RECORDS TO USE:
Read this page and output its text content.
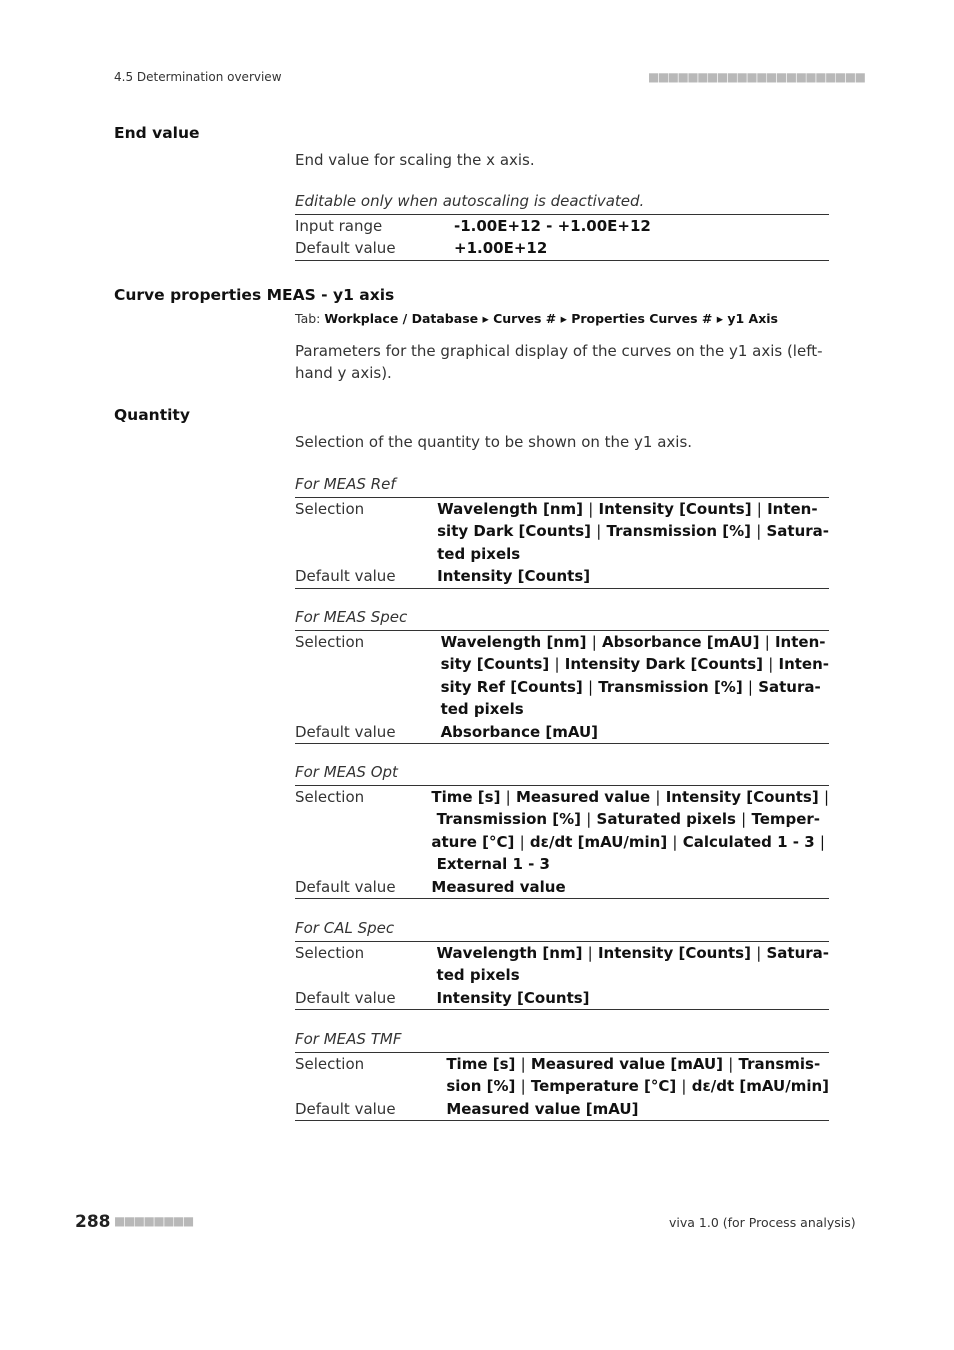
4.5 Determination overview	■■■■■■■■■■■■■■■■■■■■■■
End value
End value for scaling the x axis.
Editable only when autoscaling is deactivated.
Input range	-1.00E+12 - +1.00E+12
Default value	+1.00E+12
Curve properties MEAS - y1 axis
Tab: Workplace / Database ▸ Curves # ▸ Properties Curves # ▸ y1 Axis
Parameters for the graphical display of the curves on the y1 axis (left-hand y axis).
Quantity
Selection of the quantity to be shown on the y1 axis.
For MEAS Ref
Selection	Wavelength [nm] | Intensity [Counts] | Inten-
sity Dark [Counts] | Transmission [%] | Satura-
ted pixels

Default value	Intensity [Counts]
For MEAS Spec
Selection	Wavelength [nm] | Absorbance [mAU] | Inten-
sity [Counts] | Intensity Dark [Counts] | Inten-
sity Ref [Counts] | Transmission [%] | Satura-
ted pixels

Default value	Absorbance [mAU]
For MEAS Opt
Selection	Time [s] | Measured value | Intensity [Counts] |
Transmission [%] | Saturated pixels | Temper-
ature [°C] | dε/dt [mAU/min] | Calculated 1 - 3 |
External 1 - 3

Default value	Measured value
For CAL Spec
Selection	Wavelength [nm] | Intensity [Counts] | Satura-
ted pixels

Default value	Intensity [Counts]
For MEAS TMF
Selection	Time [s] | Measured value [mAU] | Transmis-
sion [%] | Temperature [°C] | dε/dt [mAU/min]

Default value	Measured value [mAU]
288 ■■■■■■■■	viva 1.0 (for Process analysis)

AIM:
Copy every line of the records above that holds the word "Dark".

CORRECT OUTPUT:
sity Dark [Counts] | Transmission [%] | Satura-
sity [Counts] | Intensity Dark [Counts] | Inten-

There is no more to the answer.